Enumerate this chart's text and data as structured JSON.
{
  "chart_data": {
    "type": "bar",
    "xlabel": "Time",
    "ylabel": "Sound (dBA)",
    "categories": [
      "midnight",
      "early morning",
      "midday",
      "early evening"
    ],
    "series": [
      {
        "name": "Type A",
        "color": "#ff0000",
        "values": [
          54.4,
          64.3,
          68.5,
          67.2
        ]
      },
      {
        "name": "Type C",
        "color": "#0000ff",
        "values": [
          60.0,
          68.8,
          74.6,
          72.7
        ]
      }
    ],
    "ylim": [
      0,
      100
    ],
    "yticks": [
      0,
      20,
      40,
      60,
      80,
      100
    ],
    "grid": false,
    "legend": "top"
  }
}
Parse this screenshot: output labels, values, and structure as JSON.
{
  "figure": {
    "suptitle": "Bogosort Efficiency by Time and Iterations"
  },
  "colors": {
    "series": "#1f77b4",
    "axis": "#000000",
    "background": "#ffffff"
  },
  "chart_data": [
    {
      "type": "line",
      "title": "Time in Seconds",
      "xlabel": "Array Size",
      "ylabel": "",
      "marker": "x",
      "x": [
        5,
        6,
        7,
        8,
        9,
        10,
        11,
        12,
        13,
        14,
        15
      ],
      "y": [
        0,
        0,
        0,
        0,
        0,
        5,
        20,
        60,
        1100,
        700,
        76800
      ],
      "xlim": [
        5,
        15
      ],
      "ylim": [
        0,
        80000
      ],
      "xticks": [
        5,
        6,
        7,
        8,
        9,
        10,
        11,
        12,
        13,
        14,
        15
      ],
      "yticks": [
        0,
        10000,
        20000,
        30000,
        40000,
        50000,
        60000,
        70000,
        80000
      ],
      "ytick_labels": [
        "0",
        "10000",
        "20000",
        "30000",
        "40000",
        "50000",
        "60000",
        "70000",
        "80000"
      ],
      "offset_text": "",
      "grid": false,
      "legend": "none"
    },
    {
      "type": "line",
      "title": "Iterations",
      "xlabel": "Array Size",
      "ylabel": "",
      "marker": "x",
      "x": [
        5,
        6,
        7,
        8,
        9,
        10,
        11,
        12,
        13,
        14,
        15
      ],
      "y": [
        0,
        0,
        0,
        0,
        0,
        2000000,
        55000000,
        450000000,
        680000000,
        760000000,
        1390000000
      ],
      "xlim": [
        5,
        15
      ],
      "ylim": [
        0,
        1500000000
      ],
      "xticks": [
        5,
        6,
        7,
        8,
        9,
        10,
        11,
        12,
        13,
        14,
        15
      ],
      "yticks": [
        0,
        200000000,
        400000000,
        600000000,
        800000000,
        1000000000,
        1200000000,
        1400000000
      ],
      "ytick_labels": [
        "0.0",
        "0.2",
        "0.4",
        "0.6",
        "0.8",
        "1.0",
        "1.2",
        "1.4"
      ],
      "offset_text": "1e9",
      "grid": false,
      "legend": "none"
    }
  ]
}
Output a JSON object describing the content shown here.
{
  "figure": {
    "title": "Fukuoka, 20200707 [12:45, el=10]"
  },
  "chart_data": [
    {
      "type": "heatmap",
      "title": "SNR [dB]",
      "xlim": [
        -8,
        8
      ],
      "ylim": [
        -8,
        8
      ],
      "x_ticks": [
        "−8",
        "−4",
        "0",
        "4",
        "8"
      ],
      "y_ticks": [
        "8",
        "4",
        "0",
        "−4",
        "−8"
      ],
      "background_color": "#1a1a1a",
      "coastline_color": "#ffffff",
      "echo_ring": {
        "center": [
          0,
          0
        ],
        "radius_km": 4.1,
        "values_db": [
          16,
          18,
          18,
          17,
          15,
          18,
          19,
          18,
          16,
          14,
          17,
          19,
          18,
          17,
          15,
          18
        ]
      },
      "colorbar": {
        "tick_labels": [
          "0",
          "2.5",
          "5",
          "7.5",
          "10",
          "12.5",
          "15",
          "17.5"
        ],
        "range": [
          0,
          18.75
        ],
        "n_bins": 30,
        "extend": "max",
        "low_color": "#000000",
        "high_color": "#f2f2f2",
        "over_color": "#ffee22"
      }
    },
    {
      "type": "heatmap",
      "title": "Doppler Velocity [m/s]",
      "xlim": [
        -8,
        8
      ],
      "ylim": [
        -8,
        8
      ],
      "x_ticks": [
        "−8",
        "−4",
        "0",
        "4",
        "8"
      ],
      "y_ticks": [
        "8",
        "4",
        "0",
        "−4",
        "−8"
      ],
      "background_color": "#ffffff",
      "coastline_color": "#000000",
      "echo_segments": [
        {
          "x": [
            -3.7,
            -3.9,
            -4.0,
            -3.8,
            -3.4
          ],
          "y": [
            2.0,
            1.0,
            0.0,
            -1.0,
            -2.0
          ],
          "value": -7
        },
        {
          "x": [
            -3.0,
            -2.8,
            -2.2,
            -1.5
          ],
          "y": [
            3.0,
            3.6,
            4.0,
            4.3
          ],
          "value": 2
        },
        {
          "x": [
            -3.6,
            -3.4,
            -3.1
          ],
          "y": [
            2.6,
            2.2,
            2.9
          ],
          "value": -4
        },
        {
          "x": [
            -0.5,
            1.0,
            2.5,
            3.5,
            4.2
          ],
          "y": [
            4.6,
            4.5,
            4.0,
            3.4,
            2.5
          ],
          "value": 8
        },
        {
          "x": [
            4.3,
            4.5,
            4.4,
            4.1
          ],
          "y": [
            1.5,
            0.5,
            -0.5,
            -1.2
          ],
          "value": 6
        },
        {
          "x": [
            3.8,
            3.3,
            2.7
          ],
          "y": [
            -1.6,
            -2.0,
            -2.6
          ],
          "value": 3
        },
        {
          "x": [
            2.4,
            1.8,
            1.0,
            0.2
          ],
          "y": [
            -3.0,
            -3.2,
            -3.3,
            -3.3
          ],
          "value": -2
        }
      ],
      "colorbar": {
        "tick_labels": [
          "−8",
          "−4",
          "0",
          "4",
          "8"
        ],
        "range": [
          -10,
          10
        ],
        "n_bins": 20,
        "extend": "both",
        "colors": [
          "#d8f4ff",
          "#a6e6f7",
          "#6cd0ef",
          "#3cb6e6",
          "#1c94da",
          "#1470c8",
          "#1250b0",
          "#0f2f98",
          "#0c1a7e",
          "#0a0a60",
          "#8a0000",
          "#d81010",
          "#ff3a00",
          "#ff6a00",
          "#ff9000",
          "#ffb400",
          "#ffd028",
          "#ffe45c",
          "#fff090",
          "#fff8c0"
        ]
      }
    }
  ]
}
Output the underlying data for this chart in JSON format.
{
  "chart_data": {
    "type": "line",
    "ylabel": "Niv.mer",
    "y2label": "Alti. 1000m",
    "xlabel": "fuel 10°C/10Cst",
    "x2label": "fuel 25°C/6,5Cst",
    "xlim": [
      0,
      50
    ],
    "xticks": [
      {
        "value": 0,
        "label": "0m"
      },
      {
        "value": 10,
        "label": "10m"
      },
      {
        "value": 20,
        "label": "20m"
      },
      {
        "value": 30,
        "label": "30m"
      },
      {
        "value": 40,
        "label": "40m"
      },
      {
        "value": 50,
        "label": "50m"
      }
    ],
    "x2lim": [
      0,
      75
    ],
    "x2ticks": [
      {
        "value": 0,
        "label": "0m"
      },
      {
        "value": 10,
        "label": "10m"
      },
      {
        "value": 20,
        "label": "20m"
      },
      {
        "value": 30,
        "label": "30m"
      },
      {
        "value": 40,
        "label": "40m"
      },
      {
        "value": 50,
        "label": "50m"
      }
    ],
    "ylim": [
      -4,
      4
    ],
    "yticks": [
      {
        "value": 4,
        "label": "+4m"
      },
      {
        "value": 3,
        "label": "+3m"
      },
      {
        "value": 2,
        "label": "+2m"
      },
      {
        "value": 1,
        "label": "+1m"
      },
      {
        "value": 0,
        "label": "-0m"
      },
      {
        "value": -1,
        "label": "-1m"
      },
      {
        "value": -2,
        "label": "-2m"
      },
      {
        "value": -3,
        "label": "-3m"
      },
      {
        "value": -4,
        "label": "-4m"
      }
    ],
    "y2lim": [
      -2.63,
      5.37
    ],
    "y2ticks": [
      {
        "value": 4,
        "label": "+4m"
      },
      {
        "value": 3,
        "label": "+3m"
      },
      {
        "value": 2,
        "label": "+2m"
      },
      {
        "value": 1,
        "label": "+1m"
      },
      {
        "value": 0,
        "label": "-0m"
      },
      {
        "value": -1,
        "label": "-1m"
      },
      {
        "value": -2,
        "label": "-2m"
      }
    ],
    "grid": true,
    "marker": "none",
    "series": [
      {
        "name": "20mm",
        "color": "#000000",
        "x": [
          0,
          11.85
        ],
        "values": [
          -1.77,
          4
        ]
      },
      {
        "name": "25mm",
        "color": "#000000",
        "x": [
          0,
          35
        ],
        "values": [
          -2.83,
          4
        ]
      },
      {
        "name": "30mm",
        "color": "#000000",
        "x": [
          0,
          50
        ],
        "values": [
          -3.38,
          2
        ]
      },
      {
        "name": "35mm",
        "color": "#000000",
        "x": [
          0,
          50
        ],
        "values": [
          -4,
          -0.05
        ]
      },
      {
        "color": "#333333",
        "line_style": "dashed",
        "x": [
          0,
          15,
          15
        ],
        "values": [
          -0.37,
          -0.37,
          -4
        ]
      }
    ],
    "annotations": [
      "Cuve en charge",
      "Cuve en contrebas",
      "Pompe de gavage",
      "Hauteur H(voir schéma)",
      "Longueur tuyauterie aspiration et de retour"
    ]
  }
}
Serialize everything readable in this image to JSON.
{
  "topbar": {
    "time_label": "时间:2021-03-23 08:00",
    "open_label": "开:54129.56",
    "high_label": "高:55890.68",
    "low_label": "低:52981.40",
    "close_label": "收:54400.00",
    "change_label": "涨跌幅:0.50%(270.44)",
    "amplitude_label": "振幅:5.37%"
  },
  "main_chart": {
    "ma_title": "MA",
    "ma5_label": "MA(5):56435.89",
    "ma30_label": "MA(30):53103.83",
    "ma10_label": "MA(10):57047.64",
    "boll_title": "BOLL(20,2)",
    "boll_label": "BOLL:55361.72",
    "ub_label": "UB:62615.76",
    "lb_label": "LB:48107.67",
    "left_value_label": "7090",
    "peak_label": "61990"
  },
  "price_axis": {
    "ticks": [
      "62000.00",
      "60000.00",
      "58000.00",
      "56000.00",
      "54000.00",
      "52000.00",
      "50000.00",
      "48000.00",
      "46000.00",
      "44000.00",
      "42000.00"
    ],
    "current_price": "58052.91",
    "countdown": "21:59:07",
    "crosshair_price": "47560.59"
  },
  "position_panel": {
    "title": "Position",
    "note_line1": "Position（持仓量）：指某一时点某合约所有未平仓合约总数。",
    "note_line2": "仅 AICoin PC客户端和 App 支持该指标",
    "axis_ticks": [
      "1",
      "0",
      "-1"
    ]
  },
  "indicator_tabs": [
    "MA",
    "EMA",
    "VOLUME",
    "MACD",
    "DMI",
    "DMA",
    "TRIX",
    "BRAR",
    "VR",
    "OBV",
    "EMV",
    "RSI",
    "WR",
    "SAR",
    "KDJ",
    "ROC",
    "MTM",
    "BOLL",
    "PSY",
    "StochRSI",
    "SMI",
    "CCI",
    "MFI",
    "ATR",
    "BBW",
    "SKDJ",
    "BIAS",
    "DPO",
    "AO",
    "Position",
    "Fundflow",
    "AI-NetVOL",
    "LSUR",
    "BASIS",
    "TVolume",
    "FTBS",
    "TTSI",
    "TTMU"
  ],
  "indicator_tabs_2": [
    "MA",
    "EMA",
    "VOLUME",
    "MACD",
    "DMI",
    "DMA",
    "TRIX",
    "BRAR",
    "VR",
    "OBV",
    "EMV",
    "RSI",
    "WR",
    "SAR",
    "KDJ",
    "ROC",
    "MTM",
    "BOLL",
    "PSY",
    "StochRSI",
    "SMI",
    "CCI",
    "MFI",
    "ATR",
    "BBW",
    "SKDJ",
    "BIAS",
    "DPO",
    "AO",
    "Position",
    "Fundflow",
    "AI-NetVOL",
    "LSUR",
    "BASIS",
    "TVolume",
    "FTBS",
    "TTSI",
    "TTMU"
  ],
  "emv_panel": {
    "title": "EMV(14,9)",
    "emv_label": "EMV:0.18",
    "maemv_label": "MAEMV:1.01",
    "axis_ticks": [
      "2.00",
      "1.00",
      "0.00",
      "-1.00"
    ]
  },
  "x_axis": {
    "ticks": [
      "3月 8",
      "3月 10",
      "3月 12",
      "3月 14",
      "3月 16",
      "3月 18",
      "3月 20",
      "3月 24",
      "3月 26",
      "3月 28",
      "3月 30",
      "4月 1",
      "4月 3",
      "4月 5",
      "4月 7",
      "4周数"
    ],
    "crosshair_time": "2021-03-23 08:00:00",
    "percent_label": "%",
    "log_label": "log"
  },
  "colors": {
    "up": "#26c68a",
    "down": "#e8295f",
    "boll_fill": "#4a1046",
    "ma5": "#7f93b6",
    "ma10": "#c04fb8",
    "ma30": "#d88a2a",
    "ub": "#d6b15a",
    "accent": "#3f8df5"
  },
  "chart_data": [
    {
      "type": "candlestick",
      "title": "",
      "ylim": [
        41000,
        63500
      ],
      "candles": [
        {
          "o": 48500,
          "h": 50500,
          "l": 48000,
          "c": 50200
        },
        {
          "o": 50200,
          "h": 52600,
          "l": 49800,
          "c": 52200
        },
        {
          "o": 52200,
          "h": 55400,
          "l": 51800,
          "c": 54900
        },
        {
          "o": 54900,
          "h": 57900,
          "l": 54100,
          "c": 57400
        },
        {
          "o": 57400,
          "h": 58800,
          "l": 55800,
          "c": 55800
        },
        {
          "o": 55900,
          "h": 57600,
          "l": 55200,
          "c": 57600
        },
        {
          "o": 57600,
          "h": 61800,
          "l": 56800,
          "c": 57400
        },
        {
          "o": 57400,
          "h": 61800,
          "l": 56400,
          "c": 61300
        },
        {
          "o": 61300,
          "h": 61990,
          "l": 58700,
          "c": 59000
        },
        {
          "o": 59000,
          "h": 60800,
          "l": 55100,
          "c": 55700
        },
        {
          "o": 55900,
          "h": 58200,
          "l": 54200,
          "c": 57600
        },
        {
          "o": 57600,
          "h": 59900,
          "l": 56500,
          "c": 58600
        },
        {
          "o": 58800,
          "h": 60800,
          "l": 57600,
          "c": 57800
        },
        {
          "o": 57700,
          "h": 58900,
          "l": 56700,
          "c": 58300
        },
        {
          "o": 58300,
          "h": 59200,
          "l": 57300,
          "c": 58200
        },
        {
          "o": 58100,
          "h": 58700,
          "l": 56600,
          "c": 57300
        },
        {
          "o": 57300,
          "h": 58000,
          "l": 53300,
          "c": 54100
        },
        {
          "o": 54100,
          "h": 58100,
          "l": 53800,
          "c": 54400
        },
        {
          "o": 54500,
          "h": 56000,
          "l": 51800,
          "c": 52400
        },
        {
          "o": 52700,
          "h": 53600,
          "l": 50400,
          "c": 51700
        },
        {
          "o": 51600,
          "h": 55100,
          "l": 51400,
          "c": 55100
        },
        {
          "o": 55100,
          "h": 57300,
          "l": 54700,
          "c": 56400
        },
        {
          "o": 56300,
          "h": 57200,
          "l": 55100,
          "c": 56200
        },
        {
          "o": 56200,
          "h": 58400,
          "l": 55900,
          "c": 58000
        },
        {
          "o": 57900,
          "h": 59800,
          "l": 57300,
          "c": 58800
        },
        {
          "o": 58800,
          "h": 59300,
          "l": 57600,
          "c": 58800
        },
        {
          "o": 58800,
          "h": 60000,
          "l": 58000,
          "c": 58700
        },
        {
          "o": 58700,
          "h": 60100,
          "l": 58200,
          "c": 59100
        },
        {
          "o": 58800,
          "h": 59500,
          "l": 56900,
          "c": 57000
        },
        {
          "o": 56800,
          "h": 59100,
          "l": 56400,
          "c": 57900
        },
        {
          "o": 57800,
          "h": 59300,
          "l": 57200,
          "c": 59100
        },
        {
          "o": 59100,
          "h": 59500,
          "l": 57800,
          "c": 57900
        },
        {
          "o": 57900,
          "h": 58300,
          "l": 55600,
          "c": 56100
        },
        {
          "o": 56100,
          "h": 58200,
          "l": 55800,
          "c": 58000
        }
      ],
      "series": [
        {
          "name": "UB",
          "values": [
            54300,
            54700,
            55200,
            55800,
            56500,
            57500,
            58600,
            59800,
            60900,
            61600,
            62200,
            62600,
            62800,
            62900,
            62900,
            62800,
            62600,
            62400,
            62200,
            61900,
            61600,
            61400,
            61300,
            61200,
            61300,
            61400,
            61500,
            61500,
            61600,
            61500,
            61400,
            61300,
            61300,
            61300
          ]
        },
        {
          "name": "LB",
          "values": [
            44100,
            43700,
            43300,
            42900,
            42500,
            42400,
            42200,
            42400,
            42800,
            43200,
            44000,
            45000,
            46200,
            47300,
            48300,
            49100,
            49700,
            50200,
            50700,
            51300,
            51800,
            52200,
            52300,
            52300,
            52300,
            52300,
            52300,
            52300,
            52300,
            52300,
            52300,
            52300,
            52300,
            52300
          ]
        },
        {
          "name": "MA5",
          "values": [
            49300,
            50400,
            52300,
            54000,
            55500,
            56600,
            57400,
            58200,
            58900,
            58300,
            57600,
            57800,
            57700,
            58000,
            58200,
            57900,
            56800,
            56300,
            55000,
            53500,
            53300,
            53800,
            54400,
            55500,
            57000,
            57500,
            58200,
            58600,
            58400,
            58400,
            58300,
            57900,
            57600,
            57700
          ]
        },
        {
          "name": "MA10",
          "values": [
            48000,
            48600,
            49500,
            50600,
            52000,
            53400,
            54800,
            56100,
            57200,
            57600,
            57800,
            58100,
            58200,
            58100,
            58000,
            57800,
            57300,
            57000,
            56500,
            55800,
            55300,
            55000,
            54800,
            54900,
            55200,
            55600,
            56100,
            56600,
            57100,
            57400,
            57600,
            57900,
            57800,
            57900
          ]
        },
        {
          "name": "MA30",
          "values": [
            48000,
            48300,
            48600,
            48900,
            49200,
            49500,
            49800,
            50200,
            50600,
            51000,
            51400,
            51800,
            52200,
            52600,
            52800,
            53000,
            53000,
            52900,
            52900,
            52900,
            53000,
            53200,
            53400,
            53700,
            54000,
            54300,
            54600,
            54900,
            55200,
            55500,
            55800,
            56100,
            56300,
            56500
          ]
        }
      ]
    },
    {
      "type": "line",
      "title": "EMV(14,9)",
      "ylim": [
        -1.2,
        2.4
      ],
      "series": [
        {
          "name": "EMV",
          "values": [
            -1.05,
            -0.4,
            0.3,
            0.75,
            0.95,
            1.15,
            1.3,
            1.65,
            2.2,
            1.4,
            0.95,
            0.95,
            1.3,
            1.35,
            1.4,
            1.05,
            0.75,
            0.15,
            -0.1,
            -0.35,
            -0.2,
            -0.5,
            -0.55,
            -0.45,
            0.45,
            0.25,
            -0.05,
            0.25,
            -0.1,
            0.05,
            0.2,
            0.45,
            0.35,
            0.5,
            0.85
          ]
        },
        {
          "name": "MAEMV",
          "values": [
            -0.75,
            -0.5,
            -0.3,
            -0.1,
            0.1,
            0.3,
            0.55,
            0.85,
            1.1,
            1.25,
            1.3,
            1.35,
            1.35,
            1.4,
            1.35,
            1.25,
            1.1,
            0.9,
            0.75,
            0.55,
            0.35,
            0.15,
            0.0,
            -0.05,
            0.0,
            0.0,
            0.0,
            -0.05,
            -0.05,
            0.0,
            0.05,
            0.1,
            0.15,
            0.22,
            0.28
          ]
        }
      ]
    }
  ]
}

**Given problem:** All lines above containing the string "ylabel" are to be collected.

**Full solution:**
    "ylabel": "Sound (dBA)",
      "ylabel": "",
      "ylabel": "",
    "ylabel": "Niv.mer",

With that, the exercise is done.